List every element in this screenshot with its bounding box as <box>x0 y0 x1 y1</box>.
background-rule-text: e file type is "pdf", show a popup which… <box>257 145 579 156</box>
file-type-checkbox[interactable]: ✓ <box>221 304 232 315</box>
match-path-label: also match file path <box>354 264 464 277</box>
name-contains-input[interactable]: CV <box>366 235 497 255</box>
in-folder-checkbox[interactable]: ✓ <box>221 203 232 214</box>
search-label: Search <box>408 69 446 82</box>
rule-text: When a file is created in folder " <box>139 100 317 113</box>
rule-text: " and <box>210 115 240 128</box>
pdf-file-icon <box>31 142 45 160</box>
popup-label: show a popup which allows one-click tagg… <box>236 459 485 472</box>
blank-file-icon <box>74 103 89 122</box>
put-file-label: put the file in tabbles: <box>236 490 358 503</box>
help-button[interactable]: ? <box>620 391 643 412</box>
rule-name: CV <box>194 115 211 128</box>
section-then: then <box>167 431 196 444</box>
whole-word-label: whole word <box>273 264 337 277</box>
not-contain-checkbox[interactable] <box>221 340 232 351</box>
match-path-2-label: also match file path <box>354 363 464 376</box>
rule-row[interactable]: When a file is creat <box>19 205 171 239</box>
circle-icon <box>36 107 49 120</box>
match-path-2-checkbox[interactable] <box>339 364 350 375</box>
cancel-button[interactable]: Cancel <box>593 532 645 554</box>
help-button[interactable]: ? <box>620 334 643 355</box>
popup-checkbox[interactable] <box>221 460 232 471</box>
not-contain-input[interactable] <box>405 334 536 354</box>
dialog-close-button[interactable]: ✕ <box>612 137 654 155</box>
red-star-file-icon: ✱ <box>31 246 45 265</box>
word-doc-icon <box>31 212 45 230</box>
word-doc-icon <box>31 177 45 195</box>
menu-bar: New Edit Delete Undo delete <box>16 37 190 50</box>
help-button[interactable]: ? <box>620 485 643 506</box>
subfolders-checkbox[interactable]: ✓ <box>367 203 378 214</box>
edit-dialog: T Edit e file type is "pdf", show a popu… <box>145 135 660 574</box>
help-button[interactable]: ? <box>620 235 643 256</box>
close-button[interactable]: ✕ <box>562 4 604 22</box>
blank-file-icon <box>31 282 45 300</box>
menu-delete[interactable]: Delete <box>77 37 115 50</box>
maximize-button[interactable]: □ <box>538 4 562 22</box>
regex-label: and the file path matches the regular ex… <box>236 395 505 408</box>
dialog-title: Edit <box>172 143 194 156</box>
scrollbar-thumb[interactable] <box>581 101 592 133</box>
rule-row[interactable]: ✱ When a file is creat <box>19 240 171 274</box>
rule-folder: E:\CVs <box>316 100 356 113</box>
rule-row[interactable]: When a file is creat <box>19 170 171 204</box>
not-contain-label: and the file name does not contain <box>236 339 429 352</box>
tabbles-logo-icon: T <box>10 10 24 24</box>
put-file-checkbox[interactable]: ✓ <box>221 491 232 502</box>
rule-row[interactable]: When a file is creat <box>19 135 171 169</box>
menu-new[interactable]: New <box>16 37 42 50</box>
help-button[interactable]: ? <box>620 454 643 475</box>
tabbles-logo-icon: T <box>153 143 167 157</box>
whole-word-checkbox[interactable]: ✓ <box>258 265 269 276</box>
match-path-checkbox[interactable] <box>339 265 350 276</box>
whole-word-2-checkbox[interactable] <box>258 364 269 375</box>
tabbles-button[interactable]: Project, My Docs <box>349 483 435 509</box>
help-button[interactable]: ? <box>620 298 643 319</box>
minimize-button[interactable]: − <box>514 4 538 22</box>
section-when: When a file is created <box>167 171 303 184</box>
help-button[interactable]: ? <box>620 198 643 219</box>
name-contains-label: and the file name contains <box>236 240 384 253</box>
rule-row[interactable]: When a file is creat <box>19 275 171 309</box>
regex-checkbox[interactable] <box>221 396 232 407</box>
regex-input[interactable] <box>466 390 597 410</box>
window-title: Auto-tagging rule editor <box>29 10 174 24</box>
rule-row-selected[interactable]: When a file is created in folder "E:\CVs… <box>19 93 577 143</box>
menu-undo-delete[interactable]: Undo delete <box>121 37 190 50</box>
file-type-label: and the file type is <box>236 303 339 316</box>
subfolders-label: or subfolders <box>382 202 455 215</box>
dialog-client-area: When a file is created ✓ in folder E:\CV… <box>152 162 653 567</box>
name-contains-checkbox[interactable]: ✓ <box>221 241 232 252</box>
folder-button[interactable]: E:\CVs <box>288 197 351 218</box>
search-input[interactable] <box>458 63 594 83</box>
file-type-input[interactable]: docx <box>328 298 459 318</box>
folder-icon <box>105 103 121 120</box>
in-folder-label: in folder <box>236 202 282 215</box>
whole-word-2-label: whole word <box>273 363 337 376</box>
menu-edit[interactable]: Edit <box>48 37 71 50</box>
####################
Stated task:
Return each line in the rows above that contains the string "logo".

Response to the task:
tabbles-logo-icon: T <box>10 10 24 24</box>
tabbles-logo-icon: T <box>153 143 167 157</box>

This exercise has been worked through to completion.